-- START Dataset entries --

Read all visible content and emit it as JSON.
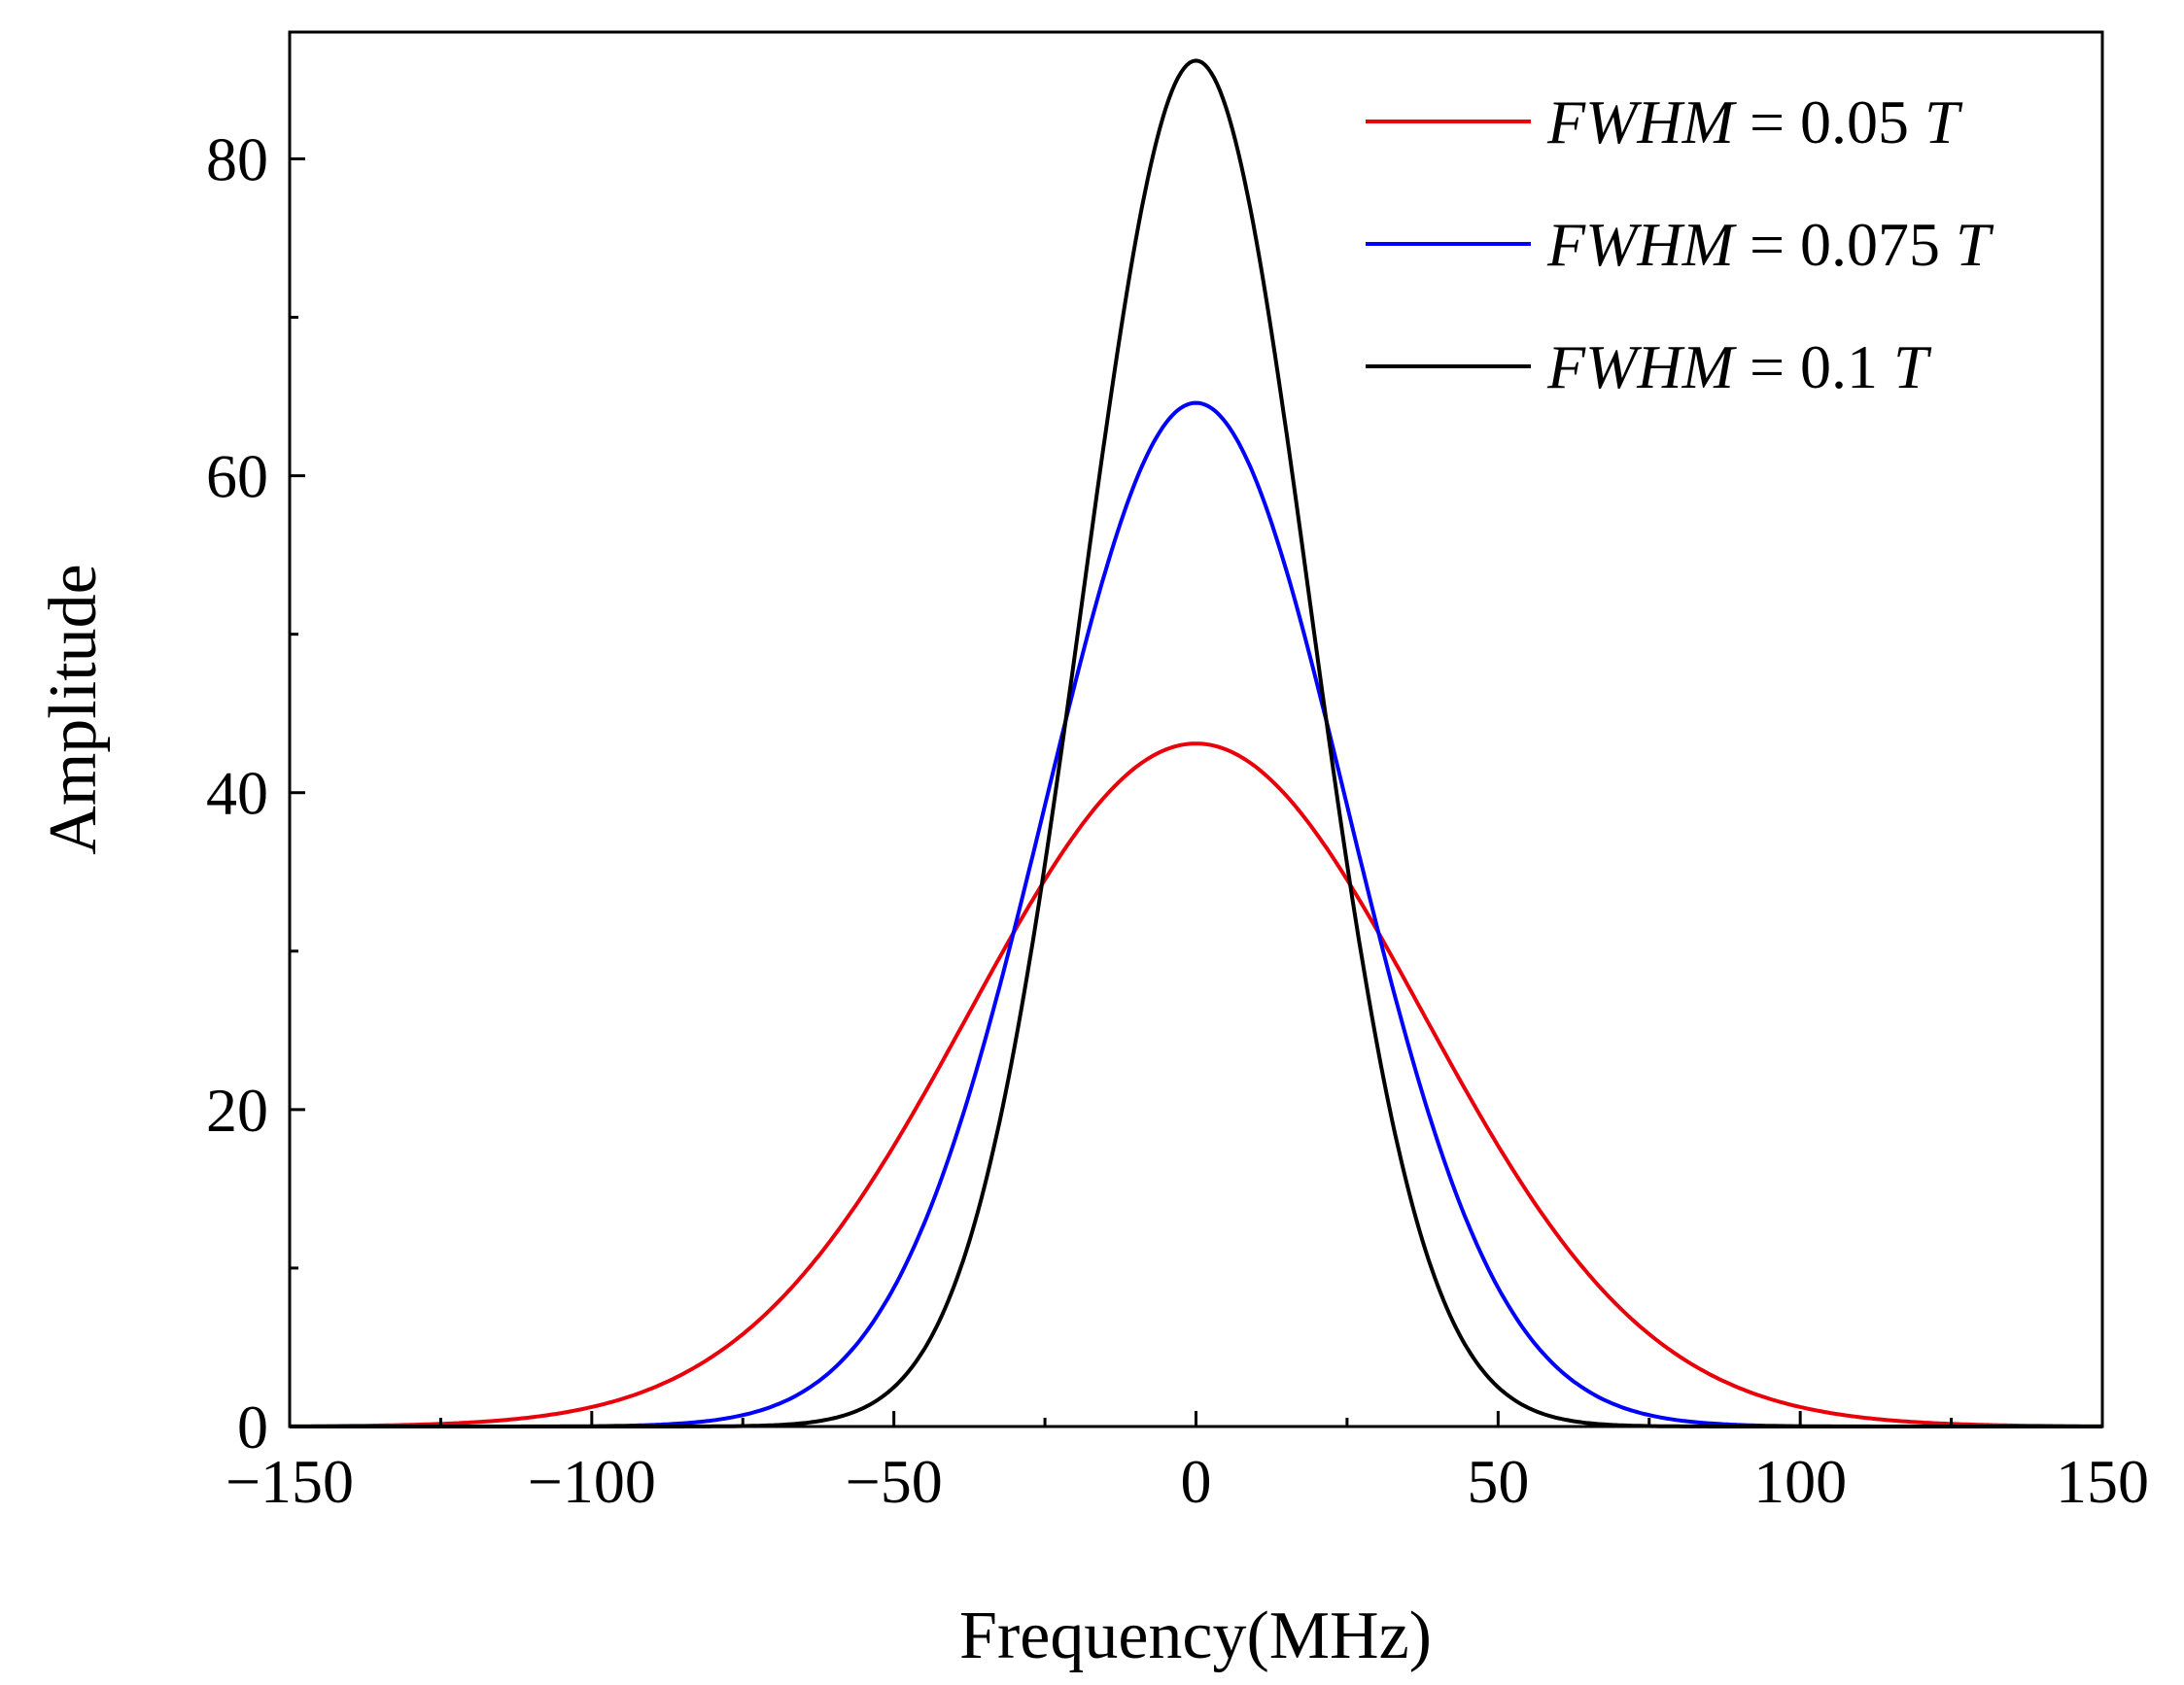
{
  "chart_data": {
    "type": "line",
    "title": "",
    "xlabel": "Frequency(MHz)",
    "ylabel": "Amplitude",
    "xlim": [
      -150,
      150
    ],
    "ylim": [
      0,
      88
    ],
    "x_ticks": [
      -150,
      -100,
      -50,
      0,
      50,
      100,
      150
    ],
    "x_tick_labels": [
      "−150",
      "−100",
      "−50",
      "0",
      "50",
      "100",
      "150"
    ],
    "x_minor_ticks": [
      -125,
      -75,
      -25,
      25,
      75,
      125
    ],
    "y_ticks": [
      0,
      20,
      40,
      60,
      80
    ],
    "y_tick_labels": [
      "0",
      "20",
      "40",
      "60",
      "80"
    ],
    "y_minor_ticks": [
      10,
      30,
      50,
      70
    ],
    "grid": false,
    "legend_position": "top-right",
    "series": [
      {
        "legend_var": "FWHM",
        "legend_eq": " = 0.05 ",
        "legend_unit": "T",
        "color": "#e8000b",
        "peak": 43.1,
        "fwhm_mhz": 88.3,
        "x": [
          -150,
          -140,
          -130,
          -120,
          -110,
          -100,
          -90,
          -80,
          -70,
          -60,
          -50,
          -40,
          -30,
          -20,
          -10,
          0,
          10,
          20,
          30,
          40,
          50,
          60,
          70,
          80,
          90,
          100,
          110,
          120,
          130,
          140,
          150
        ],
        "y": [
          0.0,
          0.05,
          0.15,
          0.38,
          0.87,
          1.25,
          3.6,
          5.9,
          9.2,
          13.5,
          18.6,
          24.2,
          30.0,
          35.5,
          40.7,
          43.1,
          40.7,
          35.5,
          30.0,
          24.2,
          18.6,
          13.5,
          9.2,
          5.9,
          3.6,
          1.25,
          0.87,
          0.38,
          0.15,
          0.05,
          0.0
        ]
      },
      {
        "legend_var": "FWHM",
        "legend_eq": " = 0.075 ",
        "legend_unit": "T",
        "color": "#0000ff",
        "peak": 64.6,
        "fwhm_mhz": 58.9,
        "x": [
          -150,
          -140,
          -130,
          -120,
          -110,
          -100,
          -90,
          -80,
          -70,
          -60,
          -50,
          -40,
          -30,
          -20,
          -10,
          0,
          10,
          20,
          30,
          40,
          50,
          60,
          70,
          80,
          90,
          100,
          110,
          120,
          130,
          140,
          150
        ],
        "y": [
          0.0,
          0.0,
          0.0,
          0.0,
          0.0,
          0.01,
          0.05,
          0.3,
          1.2,
          3.6,
          9.1,
          18.9,
          32.0,
          47.0,
          59.6,
          64.6,
          59.6,
          47.0,
          32.0,
          18.9,
          9.1,
          3.6,
          1.2,
          0.3,
          0.05,
          0.01,
          0.0,
          0.0,
          0.0,
          0.0,
          0.0
        ]
      },
      {
        "legend_var": "FWHM",
        "legend_eq": " = 0.1 ",
        "legend_unit": "T",
        "color": "#000000",
        "peak": 86.2,
        "fwhm_mhz": 44.2,
        "x": [
          -150,
          -140,
          -130,
          -120,
          -110,
          -100,
          -90,
          -80,
          -70,
          -60,
          -50,
          -40,
          -30,
          -20,
          -10,
          0,
          10,
          20,
          30,
          40,
          50,
          60,
          70,
          80,
          90,
          100,
          110,
          120,
          130,
          140,
          150
        ],
        "y": [
          0.0,
          0.0,
          0.0,
          0.0,
          0.0,
          0.0,
          0.0,
          0.0,
          0.03,
          0.4,
          2.6,
          10.7,
          24.5,
          49.2,
          75.3,
          86.2,
          75.3,
          49.2,
          24.5,
          10.7,
          2.6,
          0.4,
          0.03,
          0.0,
          0.0,
          0.0,
          0.0,
          0.0,
          0.0,
          0.0,
          0.0
        ]
      }
    ]
  }
}
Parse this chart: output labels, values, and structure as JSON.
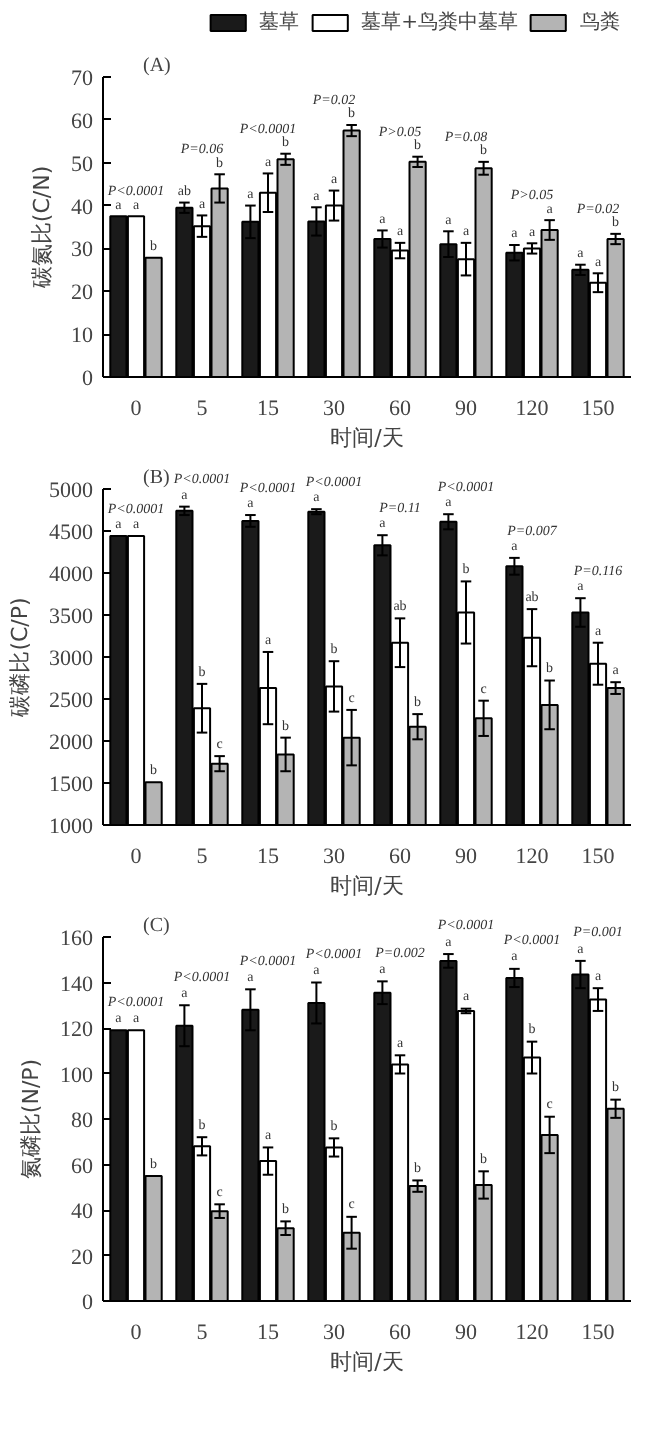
{
  "chart_data": [
    {
      "type": "bar",
      "title": "(A)",
      "xlabel": "时间/天",
      "ylabel": "碳氮比(C/N)",
      "categories": [
        "0",
        "5",
        "15",
        "30",
        "60",
        "90",
        "120",
        "150"
      ],
      "ylim": [
        0,
        70
      ],
      "yticks": [
        0,
        10,
        20,
        30,
        40,
        50,
        60,
        70
      ],
      "grid": false,
      "legend": "top",
      "series": [
        {
          "name": "墓草",
          "color": "#1a1a1a",
          "values": [
            37.5,
            39.5,
            36.2,
            36.3,
            32.2,
            31.0,
            29.0,
            25.0
          ],
          "errors": [
            null,
            1.2,
            3.8,
            3.3,
            2.0,
            3.0,
            1.8,
            1.2
          ],
          "value_labels": [
            "a",
            "ab",
            "a",
            "a",
            "a",
            "a",
            "a",
            "a"
          ]
        },
        {
          "name": "墓草+鸟粪中墓草",
          "color": "#ffffff",
          "values": [
            37.5,
            35.2,
            43.0,
            40.0,
            29.5,
            27.5,
            30.0,
            22.0
          ],
          "errors": [
            null,
            2.5,
            4.5,
            3.5,
            1.8,
            3.8,
            1.2,
            2.2
          ],
          "value_labels": [
            "a",
            "a",
            "a",
            "a",
            "a",
            "a",
            "a",
            "a"
          ]
        },
        {
          "name": "鸟粪",
          "color": "#b4b4b4",
          "values": [
            27.8,
            44.0,
            50.8,
            57.5,
            50.2,
            48.7,
            34.3,
            32.2
          ],
          "errors": [
            null,
            3.3,
            1.3,
            1.3,
            1.2,
            1.5,
            2.3,
            1.2
          ],
          "value_labels": [
            "b",
            "b",
            "b",
            "b",
            "b",
            "b",
            "a",
            "b"
          ]
        }
      ],
      "annotations": [
        "P<0.0001",
        "P=0.06",
        "P<0.0001",
        "P=0.02",
        "P>0.05",
        "P=0.08",
        "P>0.05",
        "P=0.02"
      ]
    },
    {
      "type": "bar",
      "title": "(B)",
      "xlabel": "时间/天",
      "ylabel": "碳磷比(C/P)",
      "categories": [
        "0",
        "5",
        "15",
        "30",
        "60",
        "90",
        "120",
        "150"
      ],
      "ylim": [
        1000,
        5000
      ],
      "yticks": [
        1000,
        1500,
        2000,
        2500,
        3000,
        3500,
        4000,
        4500,
        5000
      ],
      "grid": false,
      "series": [
        {
          "color": "#1a1a1a",
          "values": [
            4440,
            4740,
            4620,
            4730,
            4330,
            4610,
            4080,
            3530
          ],
          "errors": [
            null,
            50,
            70,
            30,
            120,
            90,
            100,
            170
          ],
          "value_labels": [
            "a",
            "a",
            "a",
            "a",
            "a",
            "a",
            "a",
            "a"
          ]
        },
        {
          "color": "#ffffff",
          "values": [
            4440,
            2390,
            2630,
            2650,
            3170,
            3530,
            3230,
            2920
          ],
          "errors": [
            null,
            290,
            430,
            300,
            290,
            370,
            340,
            250
          ],
          "value_labels": [
            "a",
            "b",
            "a",
            "b",
            "ab",
            "b",
            "ab",
            "a"
          ]
        },
        {
          "color": "#b4b4b4",
          "values": [
            1510,
            1730,
            1840,
            2040,
            2170,
            2270,
            2430,
            2630
          ],
          "errors": [
            null,
            90,
            200,
            330,
            150,
            210,
            290,
            70
          ],
          "value_labels": [
            "b",
            "c",
            "b",
            "c",
            "b",
            "c",
            "b",
            "a"
          ]
        }
      ],
      "annotations": [
        "P<0.0001",
        "P<0.0001",
        "P<0.0001",
        "P<0.0001",
        "P=0.11",
        "P<0.0001",
        "P=0.007",
        "P=0.116"
      ]
    },
    {
      "type": "bar",
      "title": "(C)",
      "xlabel": "时间/天",
      "ylabel": "氮磷比(N/P)",
      "categories": [
        "0",
        "5",
        "15",
        "30",
        "60",
        "90",
        "120",
        "150"
      ],
      "ylim": [
        0,
        160
      ],
      "yticks": [
        0,
        20,
        40,
        60,
        80,
        100,
        120,
        140,
        160
      ],
      "grid": false,
      "series": [
        {
          "color": "#1a1a1a",
          "values": [
            119,
            121,
            128,
            131,
            135.5,
            149.5,
            142,
            143.5
          ],
          "errors": [
            null,
            9,
            9,
            9,
            5,
            3,
            4,
            6
          ],
          "value_labels": [
            "a",
            "a",
            "a",
            "a",
            "a",
            "a",
            "a",
            "a"
          ]
        },
        {
          "color": "#ffffff",
          "values": [
            119,
            68,
            61.5,
            67.5,
            104,
            127.5,
            107,
            132.5
          ],
          "errors": [
            null,
            4,
            6,
            4,
            4,
            1,
            7,
            5
          ],
          "value_labels": [
            "a",
            "b",
            "a",
            "b",
            "a",
            "a",
            "b",
            "a"
          ]
        },
        {
          "color": "#b4b4b4",
          "values": [
            55,
            39.5,
            32,
            30,
            50.5,
            51,
            73,
            84.5
          ],
          "errors": [
            null,
            3,
            3,
            7,
            2.5,
            6,
            8,
            4
          ],
          "value_labels": [
            "b",
            "c",
            "b",
            "c",
            "b",
            "b",
            "c",
            "b"
          ]
        }
      ],
      "annotations": [
        "P<0.0001",
        "P<0.0001",
        "P<0.0001",
        "P<0.0001",
        "P=0.002",
        "P<0.0001",
        "P<0.0001",
        "P=0.001"
      ]
    }
  ]
}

-- END Dataset entries --

**Set exercise:** Select all lines in the listing that include the word "ylabel".

**Solution to the problem:**
    "ylabel": "Amplitude",
      "ylabel": "碳氮比(C/N)",
      "ylabel": "碳磷比(C/P)",
      "ylabel": "氮磷比(N/P)",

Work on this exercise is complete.